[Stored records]
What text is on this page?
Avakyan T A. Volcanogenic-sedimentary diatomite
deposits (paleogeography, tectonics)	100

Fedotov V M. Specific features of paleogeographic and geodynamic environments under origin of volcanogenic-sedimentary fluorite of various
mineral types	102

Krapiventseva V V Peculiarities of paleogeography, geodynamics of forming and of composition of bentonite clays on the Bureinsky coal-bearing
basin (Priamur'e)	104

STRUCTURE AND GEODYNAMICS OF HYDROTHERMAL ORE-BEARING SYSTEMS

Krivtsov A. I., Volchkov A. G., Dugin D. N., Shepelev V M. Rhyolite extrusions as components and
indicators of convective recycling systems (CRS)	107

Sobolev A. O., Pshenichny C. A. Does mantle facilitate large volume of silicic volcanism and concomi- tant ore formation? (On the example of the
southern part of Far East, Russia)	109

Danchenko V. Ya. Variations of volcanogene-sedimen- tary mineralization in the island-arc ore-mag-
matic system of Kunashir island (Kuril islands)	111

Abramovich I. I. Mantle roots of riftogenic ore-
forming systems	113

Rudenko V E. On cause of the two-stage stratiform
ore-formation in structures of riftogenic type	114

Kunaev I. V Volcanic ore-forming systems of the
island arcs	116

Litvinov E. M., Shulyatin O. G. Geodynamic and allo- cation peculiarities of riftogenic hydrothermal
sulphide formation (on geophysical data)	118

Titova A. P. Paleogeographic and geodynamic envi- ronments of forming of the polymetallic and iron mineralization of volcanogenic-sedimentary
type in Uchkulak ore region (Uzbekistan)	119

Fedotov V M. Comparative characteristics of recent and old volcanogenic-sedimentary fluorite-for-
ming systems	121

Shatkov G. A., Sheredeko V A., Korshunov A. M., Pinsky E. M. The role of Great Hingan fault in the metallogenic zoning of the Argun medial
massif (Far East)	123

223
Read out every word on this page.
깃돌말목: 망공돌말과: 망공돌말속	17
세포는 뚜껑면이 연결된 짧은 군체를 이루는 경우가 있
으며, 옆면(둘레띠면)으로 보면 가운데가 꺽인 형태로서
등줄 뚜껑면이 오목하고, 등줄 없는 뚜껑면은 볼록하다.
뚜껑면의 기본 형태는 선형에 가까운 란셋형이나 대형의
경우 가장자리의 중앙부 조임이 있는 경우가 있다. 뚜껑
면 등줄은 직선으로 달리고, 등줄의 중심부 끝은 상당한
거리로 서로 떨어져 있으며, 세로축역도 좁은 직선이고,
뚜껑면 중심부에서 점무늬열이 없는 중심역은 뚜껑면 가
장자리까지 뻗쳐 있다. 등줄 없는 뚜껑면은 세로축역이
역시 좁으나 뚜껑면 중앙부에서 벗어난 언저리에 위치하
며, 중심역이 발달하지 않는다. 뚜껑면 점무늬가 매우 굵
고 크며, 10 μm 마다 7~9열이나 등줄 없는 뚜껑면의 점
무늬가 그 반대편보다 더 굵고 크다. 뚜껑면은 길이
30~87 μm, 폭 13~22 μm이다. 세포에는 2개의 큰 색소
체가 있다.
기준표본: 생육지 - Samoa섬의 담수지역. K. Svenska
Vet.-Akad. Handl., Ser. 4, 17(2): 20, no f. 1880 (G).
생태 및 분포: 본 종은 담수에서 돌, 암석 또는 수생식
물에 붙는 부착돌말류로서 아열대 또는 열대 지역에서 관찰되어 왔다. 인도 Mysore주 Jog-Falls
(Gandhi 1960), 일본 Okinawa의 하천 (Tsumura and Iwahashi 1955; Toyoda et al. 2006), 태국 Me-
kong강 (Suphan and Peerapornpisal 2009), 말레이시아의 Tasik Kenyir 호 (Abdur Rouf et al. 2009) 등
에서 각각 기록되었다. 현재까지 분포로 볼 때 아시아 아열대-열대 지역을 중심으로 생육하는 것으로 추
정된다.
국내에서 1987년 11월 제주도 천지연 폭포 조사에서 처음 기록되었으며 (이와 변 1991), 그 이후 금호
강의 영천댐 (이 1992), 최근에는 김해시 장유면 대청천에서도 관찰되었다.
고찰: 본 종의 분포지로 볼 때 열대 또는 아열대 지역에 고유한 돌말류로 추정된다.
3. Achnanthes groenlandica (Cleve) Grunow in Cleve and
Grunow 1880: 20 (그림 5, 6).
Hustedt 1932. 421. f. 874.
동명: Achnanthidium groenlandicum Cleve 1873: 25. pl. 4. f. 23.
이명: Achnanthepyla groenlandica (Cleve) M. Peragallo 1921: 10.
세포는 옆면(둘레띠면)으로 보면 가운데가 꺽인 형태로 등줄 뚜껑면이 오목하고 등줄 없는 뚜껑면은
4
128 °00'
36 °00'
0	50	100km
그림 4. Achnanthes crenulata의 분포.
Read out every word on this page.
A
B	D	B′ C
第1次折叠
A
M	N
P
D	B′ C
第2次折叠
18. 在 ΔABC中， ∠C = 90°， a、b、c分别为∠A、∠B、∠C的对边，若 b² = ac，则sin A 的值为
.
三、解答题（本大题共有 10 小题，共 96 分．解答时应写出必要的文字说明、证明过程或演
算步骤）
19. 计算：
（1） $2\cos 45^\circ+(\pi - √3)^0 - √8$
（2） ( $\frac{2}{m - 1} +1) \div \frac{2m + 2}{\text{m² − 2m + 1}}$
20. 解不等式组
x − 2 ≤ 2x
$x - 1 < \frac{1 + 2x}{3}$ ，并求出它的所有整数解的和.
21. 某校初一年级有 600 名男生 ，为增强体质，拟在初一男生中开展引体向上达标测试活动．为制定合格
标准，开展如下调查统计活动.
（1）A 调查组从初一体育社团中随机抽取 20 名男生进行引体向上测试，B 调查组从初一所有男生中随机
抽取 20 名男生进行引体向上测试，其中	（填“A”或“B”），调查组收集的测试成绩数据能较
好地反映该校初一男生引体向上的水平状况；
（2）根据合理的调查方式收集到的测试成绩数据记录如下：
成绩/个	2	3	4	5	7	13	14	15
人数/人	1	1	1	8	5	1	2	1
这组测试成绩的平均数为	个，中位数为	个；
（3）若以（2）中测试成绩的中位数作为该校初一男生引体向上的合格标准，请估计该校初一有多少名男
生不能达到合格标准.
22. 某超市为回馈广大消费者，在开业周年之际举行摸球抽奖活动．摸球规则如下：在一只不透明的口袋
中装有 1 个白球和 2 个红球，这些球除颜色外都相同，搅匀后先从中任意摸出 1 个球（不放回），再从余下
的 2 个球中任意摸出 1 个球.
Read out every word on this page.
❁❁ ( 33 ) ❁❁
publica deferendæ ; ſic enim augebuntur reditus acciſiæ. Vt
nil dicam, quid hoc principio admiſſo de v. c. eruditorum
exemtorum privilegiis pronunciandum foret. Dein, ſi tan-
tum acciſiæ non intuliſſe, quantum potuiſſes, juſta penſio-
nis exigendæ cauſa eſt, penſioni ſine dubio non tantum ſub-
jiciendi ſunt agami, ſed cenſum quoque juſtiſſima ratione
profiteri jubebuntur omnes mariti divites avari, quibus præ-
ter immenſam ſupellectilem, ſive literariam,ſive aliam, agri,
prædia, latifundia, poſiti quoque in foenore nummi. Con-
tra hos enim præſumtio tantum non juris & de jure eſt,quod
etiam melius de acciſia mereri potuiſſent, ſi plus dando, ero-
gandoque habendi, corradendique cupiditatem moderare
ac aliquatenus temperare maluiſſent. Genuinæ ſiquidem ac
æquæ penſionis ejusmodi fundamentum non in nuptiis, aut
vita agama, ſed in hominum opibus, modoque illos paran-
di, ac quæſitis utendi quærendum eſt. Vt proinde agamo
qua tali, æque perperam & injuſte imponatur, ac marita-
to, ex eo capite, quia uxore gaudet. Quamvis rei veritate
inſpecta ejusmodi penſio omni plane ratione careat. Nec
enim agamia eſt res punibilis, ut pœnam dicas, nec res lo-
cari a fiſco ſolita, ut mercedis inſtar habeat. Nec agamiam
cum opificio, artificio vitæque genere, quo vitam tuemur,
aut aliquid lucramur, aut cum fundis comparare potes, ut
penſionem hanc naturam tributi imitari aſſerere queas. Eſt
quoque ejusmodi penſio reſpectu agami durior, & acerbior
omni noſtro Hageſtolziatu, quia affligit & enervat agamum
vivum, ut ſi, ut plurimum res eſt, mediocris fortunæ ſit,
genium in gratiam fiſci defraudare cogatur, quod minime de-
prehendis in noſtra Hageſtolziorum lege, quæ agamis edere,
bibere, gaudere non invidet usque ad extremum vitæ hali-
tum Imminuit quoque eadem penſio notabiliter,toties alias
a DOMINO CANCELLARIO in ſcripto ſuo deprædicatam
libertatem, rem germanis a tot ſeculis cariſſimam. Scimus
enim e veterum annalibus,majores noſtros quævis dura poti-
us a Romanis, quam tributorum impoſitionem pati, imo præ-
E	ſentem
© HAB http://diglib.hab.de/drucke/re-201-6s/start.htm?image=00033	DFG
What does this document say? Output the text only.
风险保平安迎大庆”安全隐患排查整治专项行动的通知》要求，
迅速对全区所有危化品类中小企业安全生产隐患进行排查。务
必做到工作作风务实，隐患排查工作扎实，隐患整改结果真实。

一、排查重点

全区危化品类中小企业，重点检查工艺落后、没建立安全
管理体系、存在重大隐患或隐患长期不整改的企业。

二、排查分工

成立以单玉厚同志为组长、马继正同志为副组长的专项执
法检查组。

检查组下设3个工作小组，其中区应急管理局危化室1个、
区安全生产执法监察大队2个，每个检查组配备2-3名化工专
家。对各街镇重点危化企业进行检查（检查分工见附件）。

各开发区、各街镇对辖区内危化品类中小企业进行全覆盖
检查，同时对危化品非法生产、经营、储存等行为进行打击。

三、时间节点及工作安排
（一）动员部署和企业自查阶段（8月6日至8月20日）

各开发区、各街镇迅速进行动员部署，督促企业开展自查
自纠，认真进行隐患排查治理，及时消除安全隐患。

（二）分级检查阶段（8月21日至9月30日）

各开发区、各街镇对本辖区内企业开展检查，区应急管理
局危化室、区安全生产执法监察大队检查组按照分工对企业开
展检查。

Prompt: Lines containing the string "text" are to be selected and copied.

Exercise result:
What text is on this page?
（2） ( $\frac{2}{m - 1} +1) \div \frac{2m + 2}{\text{m² − 2m + 1}}$
What does this document say? Output the text only.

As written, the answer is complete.